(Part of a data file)
★ ★ ★

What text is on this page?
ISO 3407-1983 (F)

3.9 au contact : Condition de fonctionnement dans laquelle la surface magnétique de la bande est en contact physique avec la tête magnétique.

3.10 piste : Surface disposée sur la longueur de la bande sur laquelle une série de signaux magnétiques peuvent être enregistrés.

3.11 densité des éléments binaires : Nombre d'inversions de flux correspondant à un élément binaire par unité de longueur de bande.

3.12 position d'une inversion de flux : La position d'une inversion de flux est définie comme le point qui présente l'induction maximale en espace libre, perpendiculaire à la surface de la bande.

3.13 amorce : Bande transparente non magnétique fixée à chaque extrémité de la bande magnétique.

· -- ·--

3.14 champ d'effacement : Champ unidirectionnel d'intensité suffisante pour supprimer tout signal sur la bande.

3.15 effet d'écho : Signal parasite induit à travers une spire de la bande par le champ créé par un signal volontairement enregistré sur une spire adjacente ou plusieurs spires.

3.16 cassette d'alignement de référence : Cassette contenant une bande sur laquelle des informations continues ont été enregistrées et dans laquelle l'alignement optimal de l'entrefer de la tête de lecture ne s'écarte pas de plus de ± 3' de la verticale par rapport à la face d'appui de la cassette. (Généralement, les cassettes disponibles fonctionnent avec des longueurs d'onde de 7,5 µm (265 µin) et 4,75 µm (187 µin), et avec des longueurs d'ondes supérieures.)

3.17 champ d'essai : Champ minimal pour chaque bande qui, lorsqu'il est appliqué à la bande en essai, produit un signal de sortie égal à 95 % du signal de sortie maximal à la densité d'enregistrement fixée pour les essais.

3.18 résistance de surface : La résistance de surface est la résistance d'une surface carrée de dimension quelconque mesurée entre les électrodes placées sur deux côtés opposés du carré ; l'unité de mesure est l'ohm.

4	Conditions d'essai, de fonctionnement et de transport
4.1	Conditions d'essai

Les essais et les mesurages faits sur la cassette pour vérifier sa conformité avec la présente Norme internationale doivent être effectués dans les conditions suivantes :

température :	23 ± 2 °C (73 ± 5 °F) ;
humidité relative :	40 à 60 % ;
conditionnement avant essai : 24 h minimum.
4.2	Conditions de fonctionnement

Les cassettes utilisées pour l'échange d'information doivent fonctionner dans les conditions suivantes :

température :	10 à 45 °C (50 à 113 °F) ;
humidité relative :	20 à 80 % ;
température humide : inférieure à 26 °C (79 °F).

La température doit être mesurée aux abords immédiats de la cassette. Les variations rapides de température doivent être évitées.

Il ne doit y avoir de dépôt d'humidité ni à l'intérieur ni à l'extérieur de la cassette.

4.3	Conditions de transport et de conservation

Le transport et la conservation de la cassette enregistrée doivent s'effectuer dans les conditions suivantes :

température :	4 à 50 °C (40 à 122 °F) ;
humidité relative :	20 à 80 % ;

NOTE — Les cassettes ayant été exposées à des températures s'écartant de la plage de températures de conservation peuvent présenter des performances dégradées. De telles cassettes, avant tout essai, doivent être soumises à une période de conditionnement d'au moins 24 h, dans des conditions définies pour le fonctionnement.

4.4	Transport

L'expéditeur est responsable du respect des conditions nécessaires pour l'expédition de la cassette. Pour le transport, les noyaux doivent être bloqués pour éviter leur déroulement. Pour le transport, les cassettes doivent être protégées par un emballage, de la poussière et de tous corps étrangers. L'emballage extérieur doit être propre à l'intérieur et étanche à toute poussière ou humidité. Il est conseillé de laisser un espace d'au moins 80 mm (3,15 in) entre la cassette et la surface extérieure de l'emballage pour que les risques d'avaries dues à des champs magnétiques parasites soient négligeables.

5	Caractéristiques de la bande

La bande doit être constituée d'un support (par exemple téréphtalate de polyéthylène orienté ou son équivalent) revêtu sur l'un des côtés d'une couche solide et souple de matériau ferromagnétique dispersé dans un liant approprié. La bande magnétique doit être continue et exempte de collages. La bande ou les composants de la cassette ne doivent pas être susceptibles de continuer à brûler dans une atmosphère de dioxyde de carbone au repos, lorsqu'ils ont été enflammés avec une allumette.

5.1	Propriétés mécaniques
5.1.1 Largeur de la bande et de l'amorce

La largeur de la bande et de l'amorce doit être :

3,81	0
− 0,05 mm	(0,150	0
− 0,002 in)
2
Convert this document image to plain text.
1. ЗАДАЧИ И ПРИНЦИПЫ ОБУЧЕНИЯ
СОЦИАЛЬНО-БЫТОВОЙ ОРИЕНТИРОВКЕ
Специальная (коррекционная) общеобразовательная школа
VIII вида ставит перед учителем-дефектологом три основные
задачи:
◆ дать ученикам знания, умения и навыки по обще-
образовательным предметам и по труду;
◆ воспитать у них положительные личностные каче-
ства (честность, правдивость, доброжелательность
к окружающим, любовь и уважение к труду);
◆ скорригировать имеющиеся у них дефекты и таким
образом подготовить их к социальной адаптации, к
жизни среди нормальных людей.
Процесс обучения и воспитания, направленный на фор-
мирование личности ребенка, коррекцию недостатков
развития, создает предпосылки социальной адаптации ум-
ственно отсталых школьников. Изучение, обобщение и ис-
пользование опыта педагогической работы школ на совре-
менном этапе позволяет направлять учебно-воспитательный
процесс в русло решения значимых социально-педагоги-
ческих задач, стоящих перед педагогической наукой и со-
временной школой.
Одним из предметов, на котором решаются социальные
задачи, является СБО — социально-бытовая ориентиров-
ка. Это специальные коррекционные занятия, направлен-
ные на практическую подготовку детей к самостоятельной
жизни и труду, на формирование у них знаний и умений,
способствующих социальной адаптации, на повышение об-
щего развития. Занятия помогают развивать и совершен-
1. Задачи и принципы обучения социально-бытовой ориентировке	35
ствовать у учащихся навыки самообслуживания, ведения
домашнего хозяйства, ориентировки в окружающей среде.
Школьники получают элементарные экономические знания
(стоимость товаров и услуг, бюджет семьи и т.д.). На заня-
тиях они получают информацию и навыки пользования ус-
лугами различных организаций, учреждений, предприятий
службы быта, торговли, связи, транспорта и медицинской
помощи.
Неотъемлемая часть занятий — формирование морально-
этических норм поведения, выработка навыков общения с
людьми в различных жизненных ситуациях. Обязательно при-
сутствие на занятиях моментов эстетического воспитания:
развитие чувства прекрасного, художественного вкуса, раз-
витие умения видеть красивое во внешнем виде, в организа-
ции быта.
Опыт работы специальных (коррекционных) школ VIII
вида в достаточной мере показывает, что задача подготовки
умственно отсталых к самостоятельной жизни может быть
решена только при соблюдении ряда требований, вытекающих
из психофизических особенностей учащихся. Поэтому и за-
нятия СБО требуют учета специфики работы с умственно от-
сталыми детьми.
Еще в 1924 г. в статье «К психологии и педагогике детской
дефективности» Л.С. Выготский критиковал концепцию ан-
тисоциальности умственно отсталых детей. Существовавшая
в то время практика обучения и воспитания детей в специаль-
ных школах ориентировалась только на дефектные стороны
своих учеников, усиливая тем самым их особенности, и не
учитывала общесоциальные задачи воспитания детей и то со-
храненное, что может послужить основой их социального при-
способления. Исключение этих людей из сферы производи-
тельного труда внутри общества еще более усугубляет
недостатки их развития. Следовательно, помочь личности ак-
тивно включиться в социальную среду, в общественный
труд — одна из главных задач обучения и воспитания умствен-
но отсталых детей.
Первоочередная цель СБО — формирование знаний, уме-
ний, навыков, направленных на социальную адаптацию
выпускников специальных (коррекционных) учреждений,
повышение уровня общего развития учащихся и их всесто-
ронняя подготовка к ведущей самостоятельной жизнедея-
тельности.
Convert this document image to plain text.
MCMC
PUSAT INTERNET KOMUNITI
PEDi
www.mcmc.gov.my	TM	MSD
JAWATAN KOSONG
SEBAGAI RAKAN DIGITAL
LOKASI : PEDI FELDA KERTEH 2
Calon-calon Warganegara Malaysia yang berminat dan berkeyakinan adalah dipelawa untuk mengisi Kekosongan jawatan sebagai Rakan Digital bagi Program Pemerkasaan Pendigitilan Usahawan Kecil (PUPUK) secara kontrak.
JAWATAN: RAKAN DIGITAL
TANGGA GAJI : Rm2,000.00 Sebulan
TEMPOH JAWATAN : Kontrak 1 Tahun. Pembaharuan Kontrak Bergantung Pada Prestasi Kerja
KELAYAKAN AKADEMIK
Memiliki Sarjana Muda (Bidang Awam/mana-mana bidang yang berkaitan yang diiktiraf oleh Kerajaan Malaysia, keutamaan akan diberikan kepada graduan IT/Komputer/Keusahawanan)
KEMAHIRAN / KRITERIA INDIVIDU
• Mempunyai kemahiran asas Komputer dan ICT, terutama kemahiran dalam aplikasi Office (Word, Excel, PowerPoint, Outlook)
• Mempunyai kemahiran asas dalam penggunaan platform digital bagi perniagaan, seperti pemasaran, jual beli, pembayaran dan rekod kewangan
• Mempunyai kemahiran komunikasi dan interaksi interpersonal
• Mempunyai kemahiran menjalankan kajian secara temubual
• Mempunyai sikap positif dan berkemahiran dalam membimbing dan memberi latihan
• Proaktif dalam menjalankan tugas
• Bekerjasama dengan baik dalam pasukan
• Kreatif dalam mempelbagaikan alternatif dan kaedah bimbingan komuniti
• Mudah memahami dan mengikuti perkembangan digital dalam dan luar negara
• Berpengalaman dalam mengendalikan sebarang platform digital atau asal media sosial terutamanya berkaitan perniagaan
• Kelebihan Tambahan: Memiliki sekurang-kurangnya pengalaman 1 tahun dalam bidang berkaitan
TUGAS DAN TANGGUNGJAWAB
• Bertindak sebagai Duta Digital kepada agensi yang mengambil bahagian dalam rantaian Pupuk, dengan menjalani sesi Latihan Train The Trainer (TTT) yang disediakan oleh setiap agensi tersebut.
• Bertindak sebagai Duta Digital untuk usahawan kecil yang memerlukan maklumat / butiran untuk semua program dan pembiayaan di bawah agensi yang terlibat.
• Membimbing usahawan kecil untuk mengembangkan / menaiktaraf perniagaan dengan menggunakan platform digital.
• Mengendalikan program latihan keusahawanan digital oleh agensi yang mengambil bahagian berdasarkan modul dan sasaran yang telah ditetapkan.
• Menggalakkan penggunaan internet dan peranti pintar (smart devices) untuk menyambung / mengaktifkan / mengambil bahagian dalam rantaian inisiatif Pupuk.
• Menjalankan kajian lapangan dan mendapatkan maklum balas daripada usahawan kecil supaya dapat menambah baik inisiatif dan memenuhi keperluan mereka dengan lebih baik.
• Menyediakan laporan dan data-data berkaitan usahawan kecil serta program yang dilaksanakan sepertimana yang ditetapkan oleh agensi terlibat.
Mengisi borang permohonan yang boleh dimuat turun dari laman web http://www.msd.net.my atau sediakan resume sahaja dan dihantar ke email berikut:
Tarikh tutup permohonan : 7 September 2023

★ ★ ★

THE PROBLEM: Each line that holds the string "повышение" counts once; give the total and nothing else.

FULL SOLUTION: 2